*TASK REQUIREMENTS:* Write the count of lines that contain the word "screenshot" and nothing else.

*DATA ROWS:*
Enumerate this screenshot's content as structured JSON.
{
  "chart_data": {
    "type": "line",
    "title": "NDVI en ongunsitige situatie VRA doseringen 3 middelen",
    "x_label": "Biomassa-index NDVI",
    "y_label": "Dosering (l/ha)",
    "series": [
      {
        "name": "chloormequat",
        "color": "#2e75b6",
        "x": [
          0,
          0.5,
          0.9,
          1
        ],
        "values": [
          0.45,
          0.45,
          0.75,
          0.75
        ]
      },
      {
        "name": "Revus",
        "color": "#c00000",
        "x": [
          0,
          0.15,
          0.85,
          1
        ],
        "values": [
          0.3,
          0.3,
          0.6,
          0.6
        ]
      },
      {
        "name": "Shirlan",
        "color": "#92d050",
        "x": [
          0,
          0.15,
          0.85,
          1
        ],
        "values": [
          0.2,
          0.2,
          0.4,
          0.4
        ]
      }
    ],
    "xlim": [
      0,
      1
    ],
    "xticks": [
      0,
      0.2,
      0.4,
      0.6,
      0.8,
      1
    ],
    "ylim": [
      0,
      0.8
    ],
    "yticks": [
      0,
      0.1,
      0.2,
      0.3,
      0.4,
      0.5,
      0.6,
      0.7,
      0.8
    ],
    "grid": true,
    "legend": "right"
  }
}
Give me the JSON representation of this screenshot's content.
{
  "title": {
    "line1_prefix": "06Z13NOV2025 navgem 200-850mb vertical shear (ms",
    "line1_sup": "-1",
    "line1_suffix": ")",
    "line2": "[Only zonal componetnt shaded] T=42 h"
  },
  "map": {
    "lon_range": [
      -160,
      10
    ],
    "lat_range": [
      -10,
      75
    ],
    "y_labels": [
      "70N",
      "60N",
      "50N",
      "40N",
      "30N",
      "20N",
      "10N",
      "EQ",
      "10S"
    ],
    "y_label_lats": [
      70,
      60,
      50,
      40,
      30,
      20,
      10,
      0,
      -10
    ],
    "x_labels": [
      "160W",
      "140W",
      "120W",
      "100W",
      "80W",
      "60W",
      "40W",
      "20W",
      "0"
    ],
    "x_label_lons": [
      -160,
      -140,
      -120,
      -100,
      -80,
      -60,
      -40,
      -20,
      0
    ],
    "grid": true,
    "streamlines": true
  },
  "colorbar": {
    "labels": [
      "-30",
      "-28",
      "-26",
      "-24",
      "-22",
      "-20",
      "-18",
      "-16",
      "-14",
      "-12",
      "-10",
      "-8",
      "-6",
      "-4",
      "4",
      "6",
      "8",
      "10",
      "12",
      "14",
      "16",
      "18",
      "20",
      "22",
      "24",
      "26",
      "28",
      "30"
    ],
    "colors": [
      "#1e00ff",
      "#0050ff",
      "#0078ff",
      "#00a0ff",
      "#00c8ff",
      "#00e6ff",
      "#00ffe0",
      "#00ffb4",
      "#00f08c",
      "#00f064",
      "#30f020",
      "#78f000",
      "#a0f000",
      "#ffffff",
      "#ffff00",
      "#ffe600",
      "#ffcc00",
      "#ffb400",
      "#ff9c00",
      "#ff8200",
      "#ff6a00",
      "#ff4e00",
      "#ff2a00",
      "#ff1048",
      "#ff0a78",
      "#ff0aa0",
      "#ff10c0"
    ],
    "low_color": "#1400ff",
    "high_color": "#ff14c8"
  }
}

*SOLVED PROBLEM:* 2